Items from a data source
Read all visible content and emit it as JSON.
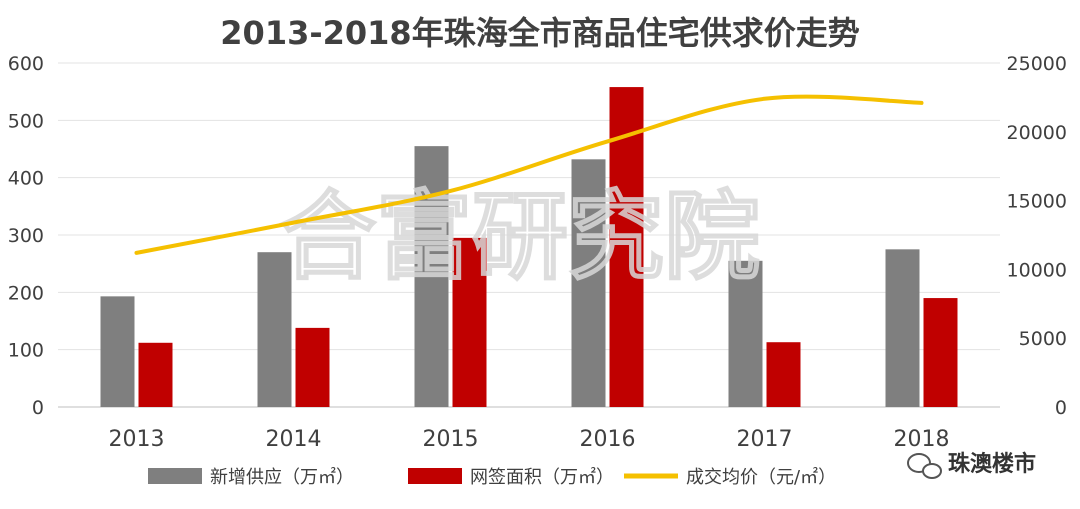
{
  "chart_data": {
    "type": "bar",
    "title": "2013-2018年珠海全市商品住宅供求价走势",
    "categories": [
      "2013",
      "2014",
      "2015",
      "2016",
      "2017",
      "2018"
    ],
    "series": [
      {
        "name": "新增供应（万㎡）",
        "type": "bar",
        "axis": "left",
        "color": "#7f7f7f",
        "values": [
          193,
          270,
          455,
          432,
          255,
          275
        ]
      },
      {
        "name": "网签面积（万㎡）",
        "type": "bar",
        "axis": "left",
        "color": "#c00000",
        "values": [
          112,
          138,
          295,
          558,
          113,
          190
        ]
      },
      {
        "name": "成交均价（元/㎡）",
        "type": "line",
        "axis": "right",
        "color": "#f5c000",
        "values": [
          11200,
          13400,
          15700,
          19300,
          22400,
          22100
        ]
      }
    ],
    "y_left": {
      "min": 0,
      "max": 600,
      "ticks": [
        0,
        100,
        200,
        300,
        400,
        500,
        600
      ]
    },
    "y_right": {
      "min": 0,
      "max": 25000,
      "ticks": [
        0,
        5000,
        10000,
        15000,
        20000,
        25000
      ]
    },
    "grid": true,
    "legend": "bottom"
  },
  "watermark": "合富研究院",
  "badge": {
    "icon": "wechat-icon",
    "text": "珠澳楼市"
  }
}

▸ **What the exercise asks**: Each line of the data is to be duplicated exactly; pictures stay out of the copy.

▸ **Expected output**:
Read all visible content and emit it as JSON.
{
  "chart_data": {
    "type": "bar",
    "title": "2013-2018年珠海全市商品住宅供求价走势",
    "categories": [
      "2013",
      "2014",
      "2015",
      "2016",
      "2017",
      "2018"
    ],
    "series": [
      {
        "name": "新增供应（万㎡）",
        "type": "bar",
        "axis": "left",
        "color": "#7f7f7f",
        "values": [
          193,
          270,
          455,
          432,
          255,
          275
        ]
      },
      {
        "name": "网签面积（万㎡）",
        "type": "bar",
        "axis": "left",
        "color": "#c00000",
        "values": [
          112,
          138,
          295,
          558,
          113,
          190
        ]
      },
      {
        "name": "成交均价（元/㎡）",
        "type": "line",
        "axis": "right",
        "color": "#f5c000",
        "values": [
          11200,
          13400,
          15700,
          19300,
          22400,
          22100
        ]
      }
    ],
    "y_left": {
      "min": 0,
      "max": 600,
      "ticks": [
        0,
        100,
        200,
        300,
        400,
        500,
        600
      ]
    },
    "y_right": {
      "min": 0,
      "max": 25000,
      "ticks": [
        0,
        5000,
        10000,
        15000,
        20000,
        25000
      ]
    },
    "grid": true,
    "legend": "bottom"
  },
  "watermark": "合富研究院",
  "badge": {
    "icon": "wechat-icon",
    "text": "珠澳楼市"
  }
}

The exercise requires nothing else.